──────── Provided material ────────

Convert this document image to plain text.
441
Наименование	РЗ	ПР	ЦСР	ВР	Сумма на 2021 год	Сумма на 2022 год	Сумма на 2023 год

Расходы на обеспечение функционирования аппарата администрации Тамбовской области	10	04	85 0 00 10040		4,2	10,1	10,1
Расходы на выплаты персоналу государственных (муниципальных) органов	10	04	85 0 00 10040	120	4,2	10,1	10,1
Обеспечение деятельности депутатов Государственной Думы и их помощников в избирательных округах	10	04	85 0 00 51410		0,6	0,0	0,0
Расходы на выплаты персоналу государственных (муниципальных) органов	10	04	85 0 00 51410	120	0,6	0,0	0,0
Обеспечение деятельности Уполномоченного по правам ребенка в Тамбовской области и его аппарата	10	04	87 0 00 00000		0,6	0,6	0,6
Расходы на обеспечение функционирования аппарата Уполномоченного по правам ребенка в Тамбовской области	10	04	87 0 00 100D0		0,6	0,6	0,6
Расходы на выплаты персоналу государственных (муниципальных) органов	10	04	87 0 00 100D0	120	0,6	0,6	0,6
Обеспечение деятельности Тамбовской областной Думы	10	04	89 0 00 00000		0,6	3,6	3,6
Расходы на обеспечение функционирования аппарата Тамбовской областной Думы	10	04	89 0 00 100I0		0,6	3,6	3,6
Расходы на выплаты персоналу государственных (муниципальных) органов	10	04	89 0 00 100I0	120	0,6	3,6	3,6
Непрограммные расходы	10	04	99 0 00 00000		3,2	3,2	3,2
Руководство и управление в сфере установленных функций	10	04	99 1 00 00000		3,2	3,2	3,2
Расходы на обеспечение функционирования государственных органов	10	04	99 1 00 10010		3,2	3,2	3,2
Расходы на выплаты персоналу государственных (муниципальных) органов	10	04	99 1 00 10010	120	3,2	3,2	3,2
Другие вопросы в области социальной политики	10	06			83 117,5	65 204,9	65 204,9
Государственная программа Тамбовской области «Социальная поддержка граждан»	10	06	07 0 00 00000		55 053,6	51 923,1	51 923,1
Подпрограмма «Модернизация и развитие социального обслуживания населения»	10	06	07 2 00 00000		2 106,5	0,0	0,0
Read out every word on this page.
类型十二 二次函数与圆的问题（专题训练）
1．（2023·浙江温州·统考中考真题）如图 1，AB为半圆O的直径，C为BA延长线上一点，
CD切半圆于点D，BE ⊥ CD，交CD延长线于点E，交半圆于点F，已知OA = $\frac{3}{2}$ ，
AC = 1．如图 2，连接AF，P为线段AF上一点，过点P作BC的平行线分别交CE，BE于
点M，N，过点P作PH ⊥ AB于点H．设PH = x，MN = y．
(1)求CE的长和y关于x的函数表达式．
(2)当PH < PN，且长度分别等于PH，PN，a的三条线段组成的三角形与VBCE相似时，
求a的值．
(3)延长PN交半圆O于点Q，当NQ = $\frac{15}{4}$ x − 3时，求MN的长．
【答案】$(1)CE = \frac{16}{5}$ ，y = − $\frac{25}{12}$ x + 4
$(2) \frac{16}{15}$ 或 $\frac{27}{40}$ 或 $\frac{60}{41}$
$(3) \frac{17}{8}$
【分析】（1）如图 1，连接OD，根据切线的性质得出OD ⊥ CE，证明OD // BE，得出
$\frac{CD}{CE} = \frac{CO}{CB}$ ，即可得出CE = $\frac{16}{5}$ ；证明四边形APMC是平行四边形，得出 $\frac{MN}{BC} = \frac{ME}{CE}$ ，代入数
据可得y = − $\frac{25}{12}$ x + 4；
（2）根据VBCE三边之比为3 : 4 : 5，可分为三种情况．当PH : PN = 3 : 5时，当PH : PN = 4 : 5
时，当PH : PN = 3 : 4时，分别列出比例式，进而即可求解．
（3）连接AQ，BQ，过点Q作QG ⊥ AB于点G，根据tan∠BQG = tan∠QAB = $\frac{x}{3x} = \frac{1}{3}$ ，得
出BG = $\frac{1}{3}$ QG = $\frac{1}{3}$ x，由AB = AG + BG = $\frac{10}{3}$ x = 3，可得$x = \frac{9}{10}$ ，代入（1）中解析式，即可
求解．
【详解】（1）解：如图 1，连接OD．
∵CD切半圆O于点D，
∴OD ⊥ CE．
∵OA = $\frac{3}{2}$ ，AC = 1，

────────

Your instructions: Copy every record above exactly as it appears.

Task output:
Convert this document image to plain text.
441
Наименование	РЗ	ПР	ЦСР	ВР	Сумма на 2021 год	Сумма на 2022 год	Сумма на 2023 год

Расходы на обеспечение функционирования аппарата администрации Тамбовской области	10	04	85 0 00 10040		4,2	10,1	10,1
Расходы на выплаты персоналу государственных (муниципальных) органов	10	04	85 0 00 10040	120	4,2	10,1	10,1
Обеспечение деятельности депутатов Государственной Думы и их помощников в избирательных округах	10	04	85 0 00 51410		0,6	0,0	0,0
Расходы на выплаты персоналу государственных (муниципальных) органов	10	04	85 0 00 51410	120	0,6	0,0	0,0
Обеспечение деятельности Уполномоченного по правам ребенка в Тамбовской области и его аппарата	10	04	87 0 00 00000		0,6	0,6	0,6
Расходы на обеспечение функционирования аппарата Уполномоченного по правам ребенка в Тамбовской области	10	04	87 0 00 100D0		0,6	0,6	0,6
Расходы на выплаты персоналу государственных (муниципальных) органов	10	04	87 0 00 100D0	120	0,6	0,6	0,6
Обеспечение деятельности Тамбовской областной Думы	10	04	89 0 00 00000		0,6	3,6	3,6
Расходы на обеспечение функционирования аппарата Тамбовской областной Думы	10	04	89 0 00 100I0		0,6	3,6	3,6
Расходы на выплаты персоналу государственных (муниципальных) органов	10	04	89 0 00 100I0	120	0,6	3,6	3,6
Непрограммные расходы	10	04	99 0 00 00000		3,2	3,2	3,2
Руководство и управление в сфере установленных функций	10	04	99 1 00 00000		3,2	3,2	3,2
Расходы на обеспечение функционирования государственных органов	10	04	99 1 00 10010		3,2	3,2	3,2
Расходы на выплаты персоналу государственных (муниципальных) органов	10	04	99 1 00 10010	120	3,2	3,2	3,2
Другие вопросы в области социальной политики	10	06			83 117,5	65 204,9	65 204,9
Государственная программа Тамбовской области «Социальная поддержка граждан»	10	06	07 0 00 00000		55 053,6	51 923,1	51 923,1
Подпрограмма «Модернизация и развитие социального обслуживания населения»	10	06	07 2 00 00000		2 106,5	0,0	0,0
Read out every word on this page.
类型十二 二次函数与圆的问题（专题训练）
1．（2023·浙江温州·统考中考真题）如图 1，AB为半圆O的直径，C为BA延长线上一点，
CD切半圆于点D，BE ⊥ CD，交CD延长线于点E，交半圆于点F，已知OA = $\frac{3}{2}$ ，
AC = 1．如图 2，连接AF，P为线段AF上一点，过点P作BC的平行线分别交CE，BE于
点M，N，过点P作PH ⊥ AB于点H．设PH = x，MN = y．
(1)求CE的长和y关于x的函数表达式．
(2)当PH < PN，且长度分别等于PH，PN，a的三条线段组成的三角形与VBCE相似时，
求a的值．
(3)延长PN交半圆O于点Q，当NQ = $\frac{15}{4}$ x − 3时，求MN的长．
【答案】$(1)CE = \frac{16}{5}$ ，y = − $\frac{25}{12}$ x + 4
$(2) \frac{16}{15}$ 或 $\frac{27}{40}$ 或 $\frac{60}{41}$
$(3) \frac{17}{8}$
【分析】（1）如图 1，连接OD，根据切线的性质得出OD ⊥ CE，证明OD // BE，得出
$\frac{CD}{CE} = \frac{CO}{CB}$ ，即可得出CE = $\frac{16}{5}$ ；证明四边形APMC是平行四边形，得出 $\frac{MN}{BC} = \frac{ME}{CE}$ ，代入数
据可得y = − $\frac{25}{12}$ x + 4；
（2）根据VBCE三边之比为3 : 4 : 5，可分为三种情况．当PH : PN = 3 : 5时，当PH : PN = 4 : 5
时，当PH : PN = 3 : 4时，分别列出比例式，进而即可求解．
（3）连接AQ，BQ，过点Q作QG ⊥ AB于点G，根据tan∠BQG = tan∠QAB = $\frac{x}{3x} = \frac{1}{3}$ ，得
出BG = $\frac{1}{3}$ QG = $\frac{1}{3}$ x，由AB = AG + BG = $\frac{10}{3}$ x = 3，可得$x = \frac{9}{10}$ ，代入（1）中解析式，即可
求解．
【详解】（1）解：如图 1，连接OD．
∵CD切半圆O于点D，
∴OD ⊥ CE．
∵OA = $\frac{3}{2}$ ，AC = 1，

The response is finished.